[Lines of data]
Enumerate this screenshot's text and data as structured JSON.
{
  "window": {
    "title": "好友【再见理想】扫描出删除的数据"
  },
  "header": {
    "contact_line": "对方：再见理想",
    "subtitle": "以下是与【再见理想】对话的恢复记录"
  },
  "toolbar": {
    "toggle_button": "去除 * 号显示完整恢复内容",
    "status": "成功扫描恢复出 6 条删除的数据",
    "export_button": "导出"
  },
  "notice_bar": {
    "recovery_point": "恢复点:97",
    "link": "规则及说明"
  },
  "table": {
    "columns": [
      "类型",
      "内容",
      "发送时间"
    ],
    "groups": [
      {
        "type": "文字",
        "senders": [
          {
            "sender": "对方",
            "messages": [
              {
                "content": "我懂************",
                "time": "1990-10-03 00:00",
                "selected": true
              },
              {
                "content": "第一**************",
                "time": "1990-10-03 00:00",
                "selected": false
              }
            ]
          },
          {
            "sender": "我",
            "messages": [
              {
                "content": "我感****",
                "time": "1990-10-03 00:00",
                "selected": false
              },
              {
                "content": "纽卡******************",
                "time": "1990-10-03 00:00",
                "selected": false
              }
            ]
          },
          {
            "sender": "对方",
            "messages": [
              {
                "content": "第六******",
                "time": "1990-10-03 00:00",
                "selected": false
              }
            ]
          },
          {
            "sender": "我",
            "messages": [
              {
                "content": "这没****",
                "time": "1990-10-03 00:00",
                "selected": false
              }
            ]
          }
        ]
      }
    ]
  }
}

** EXERCISE DIRECTIONS **
Please set down each line of the records exactly as given.

** RESULT **
Enumerate this screenshot's text and data as structured JSON.
{
  "window": {
    "title": "好友【再见理想】扫描出删除的数据"
  },
  "header": {
    "contact_line": "对方：再见理想",
    "subtitle": "以下是与【再见理想】对话的恢复记录"
  },
  "toolbar": {
    "toggle_button": "去除 * 号显示完整恢复内容",
    "status": "成功扫描恢复出 6 条删除的数据",
    "export_button": "导出"
  },
  "notice_bar": {
    "recovery_point": "恢复点:97",
    "link": "规则及说明"
  },
  "table": {
    "columns": [
      "类型",
      "内容",
      "发送时间"
    ],
    "groups": [
      {
        "type": "文字",
        "senders": [
          {
            "sender": "对方",
            "messages": [
              {
                "content": "我懂************",
                "time": "1990-10-03 00:00",
                "selected": true
              },
              {
                "content": "第一**************",
                "time": "1990-10-03 00:00",
                "selected": false
              }
            ]
          },
          {
            "sender": "我",
            "messages": [
              {
                "content": "我感****",
                "time": "1990-10-03 00:00",
                "selected": false
              },
              {
                "content": "纽卡******************",
                "time": "1990-10-03 00:00",
                "selected": false
              }
            ]
          },
          {
            "sender": "对方",
            "messages": [
              {
                "content": "第六******",
                "time": "1990-10-03 00:00",
                "selected": false
              }
            ]
          },
          {
            "sender": "我",
            "messages": [
              {
                "content": "这没****",
                "time": "1990-10-03 00:00",
                "selected": false
              }
            ]
          }
        ]
      }
    ]
  }
}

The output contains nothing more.